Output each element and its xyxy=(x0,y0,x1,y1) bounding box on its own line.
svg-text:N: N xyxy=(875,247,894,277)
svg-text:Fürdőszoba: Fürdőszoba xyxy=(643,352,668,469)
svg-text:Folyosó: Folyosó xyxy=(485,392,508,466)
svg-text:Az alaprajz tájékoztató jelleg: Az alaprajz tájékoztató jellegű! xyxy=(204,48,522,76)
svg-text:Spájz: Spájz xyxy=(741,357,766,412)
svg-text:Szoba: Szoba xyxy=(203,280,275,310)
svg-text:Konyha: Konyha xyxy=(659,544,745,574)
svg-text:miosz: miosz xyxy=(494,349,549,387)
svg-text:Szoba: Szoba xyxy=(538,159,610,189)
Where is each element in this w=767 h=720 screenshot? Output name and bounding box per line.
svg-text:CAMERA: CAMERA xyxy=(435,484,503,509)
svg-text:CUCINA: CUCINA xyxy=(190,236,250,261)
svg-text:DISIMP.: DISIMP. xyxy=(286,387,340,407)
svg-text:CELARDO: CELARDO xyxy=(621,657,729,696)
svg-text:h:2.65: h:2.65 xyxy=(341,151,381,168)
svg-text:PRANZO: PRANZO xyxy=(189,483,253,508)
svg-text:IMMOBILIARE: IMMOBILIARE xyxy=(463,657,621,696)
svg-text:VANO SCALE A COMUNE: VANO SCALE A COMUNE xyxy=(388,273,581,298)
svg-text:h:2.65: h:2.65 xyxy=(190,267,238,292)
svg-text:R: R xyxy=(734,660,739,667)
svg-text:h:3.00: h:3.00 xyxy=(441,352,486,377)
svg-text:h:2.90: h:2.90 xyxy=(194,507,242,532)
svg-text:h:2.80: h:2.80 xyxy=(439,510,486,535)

**********

Convert every line of the records above into a JSON list of strings, one string per line, and leave out any blank lines.

[
  "Output each element and its xyxy=(x0,y0,x1,y1) bounding box on its own line.",
  "svg-text:N: N xyxy=(875,247,894,277)",
  "svg-text:Fürdőszoba: Fürdőszoba xyxy=(643,352,668,469)",
  "svg-text:Folyosó: Folyosó xyxy=(485,392,508,466)",
  "svg-text:Az alaprajz tájékoztató jelleg: Az alaprajz tájékoztató jellegű! xyxy=(204,48,522,76)",
  "svg-text:Spájz: Spájz xyxy=(741,357,766,412)",
  "svg-text:Szoba: Szoba xyxy=(203,280,275,310)",
  "svg-text:Konyha: Konyha xyxy=(659,544,745,574)",
  "svg-text:miosz: miosz xyxy=(494,349,549,387)",
  "svg-text:Szoba: Szoba xyxy=(538,159,610,189)",
  "Where is each element in this w=767 h=720 screenshot? Output name and bounding box per line.",
  "svg-text:CAMERA: CAMERA xyxy=(435,484,503,509)",
  "svg-text:CUCINA: CUCINA xyxy=(190,236,250,261)",
  "svg-text:DISIMP.: DISIMP. xyxy=(286,387,340,407)",
  "svg-text:CELARDO: CELARDO xyxy=(621,657,729,696)",
  "svg-text:h:2.65: h:2.65 xyxy=(341,151,381,168)",
  "svg-text:PRANZO: PRANZO xyxy=(189,483,253,508)",
  "svg-text:IMMOBILIARE: IMMOBILIARE xyxy=(463,657,621,696)",
  "svg-text:VANO SCALE A COMUNE: VANO SCALE A COMUNE xyxy=(388,273,581,298)",
  "svg-text:h:2.65: h:2.65 xyxy=(190,267,238,292)",
  "svg-text:R: R xyxy=(734,660,739,667)",
  "svg-text:h:3.00: h:3.00 xyxy=(441,352,486,377)",
  "svg-text:h:2.90: h:2.90 xyxy=(194,507,242,532)",
  "svg-text:h:2.80: h:2.80 xyxy=(439,510,486,535)"
]